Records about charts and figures
━━━━━━━━
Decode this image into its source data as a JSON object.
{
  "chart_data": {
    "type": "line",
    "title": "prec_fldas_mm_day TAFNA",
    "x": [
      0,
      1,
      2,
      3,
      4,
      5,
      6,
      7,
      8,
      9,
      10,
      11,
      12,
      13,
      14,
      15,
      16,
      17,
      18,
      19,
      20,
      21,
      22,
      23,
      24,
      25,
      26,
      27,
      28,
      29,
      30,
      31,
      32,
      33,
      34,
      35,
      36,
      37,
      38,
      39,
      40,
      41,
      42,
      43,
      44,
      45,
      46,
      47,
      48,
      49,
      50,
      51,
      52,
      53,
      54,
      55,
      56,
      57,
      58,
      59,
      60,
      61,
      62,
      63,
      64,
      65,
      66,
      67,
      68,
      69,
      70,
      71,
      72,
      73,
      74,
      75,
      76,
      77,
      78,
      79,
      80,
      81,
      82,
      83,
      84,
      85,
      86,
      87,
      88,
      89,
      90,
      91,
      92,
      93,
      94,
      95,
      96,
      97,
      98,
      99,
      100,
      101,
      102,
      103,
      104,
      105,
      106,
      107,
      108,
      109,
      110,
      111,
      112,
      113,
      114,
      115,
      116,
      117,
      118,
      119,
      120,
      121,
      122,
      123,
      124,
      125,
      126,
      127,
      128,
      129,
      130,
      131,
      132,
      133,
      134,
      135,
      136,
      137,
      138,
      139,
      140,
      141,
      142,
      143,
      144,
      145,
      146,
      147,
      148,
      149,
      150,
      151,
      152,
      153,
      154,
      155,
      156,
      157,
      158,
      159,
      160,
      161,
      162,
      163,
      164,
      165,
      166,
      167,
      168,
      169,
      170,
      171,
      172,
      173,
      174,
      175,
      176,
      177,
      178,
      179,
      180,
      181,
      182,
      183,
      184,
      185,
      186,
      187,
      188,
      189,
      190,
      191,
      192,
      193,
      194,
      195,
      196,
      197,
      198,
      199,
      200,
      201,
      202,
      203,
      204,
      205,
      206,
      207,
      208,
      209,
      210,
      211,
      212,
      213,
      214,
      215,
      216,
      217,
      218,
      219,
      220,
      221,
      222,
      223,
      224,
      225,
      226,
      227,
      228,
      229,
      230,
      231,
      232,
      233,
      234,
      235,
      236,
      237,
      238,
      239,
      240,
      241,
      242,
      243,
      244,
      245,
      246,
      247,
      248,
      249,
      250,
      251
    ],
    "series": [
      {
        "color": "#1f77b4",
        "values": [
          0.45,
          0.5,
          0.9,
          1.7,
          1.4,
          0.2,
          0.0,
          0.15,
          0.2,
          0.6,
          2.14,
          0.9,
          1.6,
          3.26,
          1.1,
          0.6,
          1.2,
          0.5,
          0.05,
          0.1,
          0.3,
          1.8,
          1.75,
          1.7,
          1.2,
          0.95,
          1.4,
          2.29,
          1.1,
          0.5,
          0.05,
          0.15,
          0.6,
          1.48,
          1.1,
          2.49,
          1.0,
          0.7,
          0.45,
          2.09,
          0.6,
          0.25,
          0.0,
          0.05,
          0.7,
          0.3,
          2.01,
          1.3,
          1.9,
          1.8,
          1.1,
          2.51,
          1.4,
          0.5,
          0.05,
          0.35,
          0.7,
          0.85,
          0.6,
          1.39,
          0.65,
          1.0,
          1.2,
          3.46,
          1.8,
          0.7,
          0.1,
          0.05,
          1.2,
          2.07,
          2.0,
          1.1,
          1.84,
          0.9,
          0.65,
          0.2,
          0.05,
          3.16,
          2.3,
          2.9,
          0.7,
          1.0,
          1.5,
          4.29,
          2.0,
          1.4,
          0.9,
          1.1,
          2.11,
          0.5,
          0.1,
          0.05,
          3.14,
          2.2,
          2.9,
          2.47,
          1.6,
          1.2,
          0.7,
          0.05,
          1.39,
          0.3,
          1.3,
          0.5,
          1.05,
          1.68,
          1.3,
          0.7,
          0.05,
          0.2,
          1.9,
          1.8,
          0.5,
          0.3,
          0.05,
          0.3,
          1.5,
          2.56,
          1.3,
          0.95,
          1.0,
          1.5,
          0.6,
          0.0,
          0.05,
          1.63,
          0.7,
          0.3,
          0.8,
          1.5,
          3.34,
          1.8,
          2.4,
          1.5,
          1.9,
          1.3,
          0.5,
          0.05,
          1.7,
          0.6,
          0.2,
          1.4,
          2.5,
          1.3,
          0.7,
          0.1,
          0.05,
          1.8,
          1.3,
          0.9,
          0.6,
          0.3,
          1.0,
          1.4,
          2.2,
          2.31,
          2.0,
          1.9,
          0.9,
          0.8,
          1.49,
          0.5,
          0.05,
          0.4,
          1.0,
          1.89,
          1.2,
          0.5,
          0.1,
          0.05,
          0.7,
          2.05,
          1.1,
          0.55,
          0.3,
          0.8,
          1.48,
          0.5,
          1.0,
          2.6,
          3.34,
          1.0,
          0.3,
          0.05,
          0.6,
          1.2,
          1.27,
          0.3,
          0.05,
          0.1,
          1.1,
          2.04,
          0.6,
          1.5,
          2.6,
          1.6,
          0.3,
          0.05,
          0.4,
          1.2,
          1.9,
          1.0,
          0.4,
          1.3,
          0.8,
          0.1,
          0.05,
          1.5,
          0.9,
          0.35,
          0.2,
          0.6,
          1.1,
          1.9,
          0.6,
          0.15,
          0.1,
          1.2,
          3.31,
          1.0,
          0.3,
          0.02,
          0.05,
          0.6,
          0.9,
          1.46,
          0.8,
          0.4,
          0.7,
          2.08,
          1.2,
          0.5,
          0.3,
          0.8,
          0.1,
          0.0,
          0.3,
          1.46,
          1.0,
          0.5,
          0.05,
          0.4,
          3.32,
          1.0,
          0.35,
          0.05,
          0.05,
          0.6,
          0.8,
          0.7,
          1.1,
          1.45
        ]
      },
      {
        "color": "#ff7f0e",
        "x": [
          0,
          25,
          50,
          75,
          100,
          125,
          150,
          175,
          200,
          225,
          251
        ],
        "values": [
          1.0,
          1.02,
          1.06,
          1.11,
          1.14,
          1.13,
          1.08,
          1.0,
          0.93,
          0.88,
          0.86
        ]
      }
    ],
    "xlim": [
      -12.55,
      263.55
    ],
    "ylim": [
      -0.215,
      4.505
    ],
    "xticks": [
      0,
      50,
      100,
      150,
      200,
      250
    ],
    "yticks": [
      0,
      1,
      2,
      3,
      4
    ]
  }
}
━━━━━━━━
TASK TO COMPLETE: From the first line to the last, retype the data exactly.

EXERCISE ANSWER:
Decode this image into its source data as a JSON object.
{
  "chart_data": {
    "type": "line",
    "title": "prec_fldas_mm_day TAFNA",
    "x": [
      0,
      1,
      2,
      3,
      4,
      5,
      6,
      7,
      8,
      9,
      10,
      11,
      12,
      13,
      14,
      15,
      16,
      17,
      18,
      19,
      20,
      21,
      22,
      23,
      24,
      25,
      26,
      27,
      28,
      29,
      30,
      31,
      32,
      33,
      34,
      35,
      36,
      37,
      38,
      39,
      40,
      41,
      42,
      43,
      44,
      45,
      46,
      47,
      48,
      49,
      50,
      51,
      52,
      53,
      54,
      55,
      56,
      57,
      58,
      59,
      60,
      61,
      62,
      63,
      64,
      65,
      66,
      67,
      68,
      69,
      70,
      71,
      72,
      73,
      74,
      75,
      76,
      77,
      78,
      79,
      80,
      81,
      82,
      83,
      84,
      85,
      86,
      87,
      88,
      89,
      90,
      91,
      92,
      93,
      94,
      95,
      96,
      97,
      98,
      99,
      100,
      101,
      102,
      103,
      104,
      105,
      106,
      107,
      108,
      109,
      110,
      111,
      112,
      113,
      114,
      115,
      116,
      117,
      118,
      119,
      120,
      121,
      122,
      123,
      124,
      125,
      126,
      127,
      128,
      129,
      130,
      131,
      132,
      133,
      134,
      135,
      136,
      137,
      138,
      139,
      140,
      141,
      142,
      143,
      144,
      145,
      146,
      147,
      148,
      149,
      150,
      151,
      152,
      153,
      154,
      155,
      156,
      157,
      158,
      159,
      160,
      161,
      162,
      163,
      164,
      165,
      166,
      167,
      168,
      169,
      170,
      171,
      172,
      173,
      174,
      175,
      176,
      177,
      178,
      179,
      180,
      181,
      182,
      183,
      184,
      185,
      186,
      187,
      188,
      189,
      190,
      191,
      192,
      193,
      194,
      195,
      196,
      197,
      198,
      199,
      200,
      201,
      202,
      203,
      204,
      205,
      206,
      207,
      208,
      209,
      210,
      211,
      212,
      213,
      214,
      215,
      216,
      217,
      218,
      219,
      220,
      221,
      222,
      223,
      224,
      225,
      226,
      227,
      228,
      229,
      230,
      231,
      232,
      233,
      234,
      235,
      236,
      237,
      238,
      239,
      240,
      241,
      242,
      243,
      244,
      245,
      246,
      247,
      248,
      249,
      250,
      251
    ],
    "series": [
      {
        "color": "#1f77b4",
        "values": [
          0.45,
          0.5,
          0.9,
          1.7,
          1.4,
          0.2,
          0.0,
          0.15,
          0.2,
          0.6,
          2.14,
          0.9,
          1.6,
          3.26,
          1.1,
          0.6,
          1.2,
          0.5,
          0.05,
          0.1,
          0.3,
          1.8,
          1.75,
          1.7,
          1.2,
          0.95,
          1.4,
          2.29,
          1.1,
          0.5,
          0.05,
          0.15,
          0.6,
          1.48,
          1.1,
          2.49,
          1.0,
          0.7,
          0.45,
          2.09,
          0.6,
          0.25,
          0.0,
          0.05,
          0.7,
          0.3,
          2.01,
          1.3,
          1.9,
          1.8,
          1.1,
          2.51,
          1.4,
          0.5,
          0.05,
          0.35,
          0.7,
          0.85,
          0.6,
          1.39,
          0.65,
          1.0,
          1.2,
          3.46,
          1.8,
          0.7,
          0.1,
          0.05,
          1.2,
          2.07,
          2.0,
          1.1,
          1.84,
          0.9,
          0.65,
          0.2,
          0.05,
          3.16,
          2.3,
          2.9,
          0.7,
          1.0,
          1.5,
          4.29,
          2.0,
          1.4,
          0.9,
          1.1,
          2.11,
          0.5,
          0.1,
          0.05,
          3.14,
          2.2,
          2.9,
          2.47,
          1.6,
          1.2,
          0.7,
          0.05,
          1.39,
          0.3,
          1.3,
          0.5,
          1.05,
          1.68,
          1.3,
          0.7,
          0.05,
          0.2,
          1.9,
          1.8,
          0.5,
          0.3,
          0.05,
          0.3,
          1.5,
          2.56,
          1.3,
          0.95,
          1.0,
          1.5,
          0.6,
          0.0,
          0.05,
          1.63,
          0.7,
          0.3,
          0.8,
          1.5,
          3.34,
          1.8,
          2.4,
          1.5,
          1.9,
          1.3,
          0.5,
          0.05,
          1.7,
          0.6,
          0.2,
          1.4,
          2.5,
          1.3,
          0.7,
          0.1,
          0.05,
          1.8,
          1.3,
          0.9,
          0.6,
          0.3,
          1.0,
          1.4,
          2.2,
          2.31,
          2.0,
          1.9,
          0.9,
          0.8,
          1.49,
          0.5,
          0.05,
          0.4,
          1.0,
          1.89,
          1.2,
          0.5,
          0.1,
          0.05,
          0.7,
          2.05,
          1.1,
          0.55,
          0.3,
          0.8,
          1.48,
          0.5,
          1.0,
          2.6,
          3.34,
          1.0,
          0.3,
          0.05,
          0.6,
          1.2,
          1.27,
          0.3,
          0.05,
          0.1,
          1.1,
          2.04,
          0.6,
          1.5,
          2.6,
          1.6,
          0.3,
          0.05,
          0.4,
          1.2,
          1.9,
          1.0,
          0.4,
          1.3,
          0.8,
          0.1,
          0.05,
          1.5,
          0.9,
          0.35,
          0.2,
          0.6,
          1.1,
          1.9,
          0.6,
          0.15,
          0.1,
          1.2,
          3.31,
          1.0,
          0.3,
          0.02,
          0.05,
          0.6,
          0.9,
          1.46,
          0.8,
          0.4,
          0.7,
          2.08,
          1.2,
          0.5,
          0.3,
          0.8,
          0.1,
          0.0,
          0.3,
          1.46,
          1.0,
          0.5,
          0.05,
          0.4,
          3.32,
          1.0,
          0.35,
          0.05,
          0.05,
          0.6,
          0.8,
          0.7,
          1.1,
          1.45
        ]
      },
      {
        "color": "#ff7f0e",
        "x": [
          0,
          25,
          50,
          75,
          100,
          125,
          150,
          175,
          200,
          225,
          251
        ],
        "values": [
          1.0,
          1.02,
          1.06,
          1.11,
          1.14,
          1.13,
          1.08,
          1.0,
          0.93,
          0.88,
          0.86
        ]
      }
    ],
    "xlim": [
      -12.55,
      263.55
    ],
    "ylim": [
      -0.215,
      4.505
    ],
    "xticks": [
      0,
      50,
      100,
      150,
      200,
      250
    ],
    "yticks": [
      0,
      1,
      2,
      3,
      4
    ]
  }
}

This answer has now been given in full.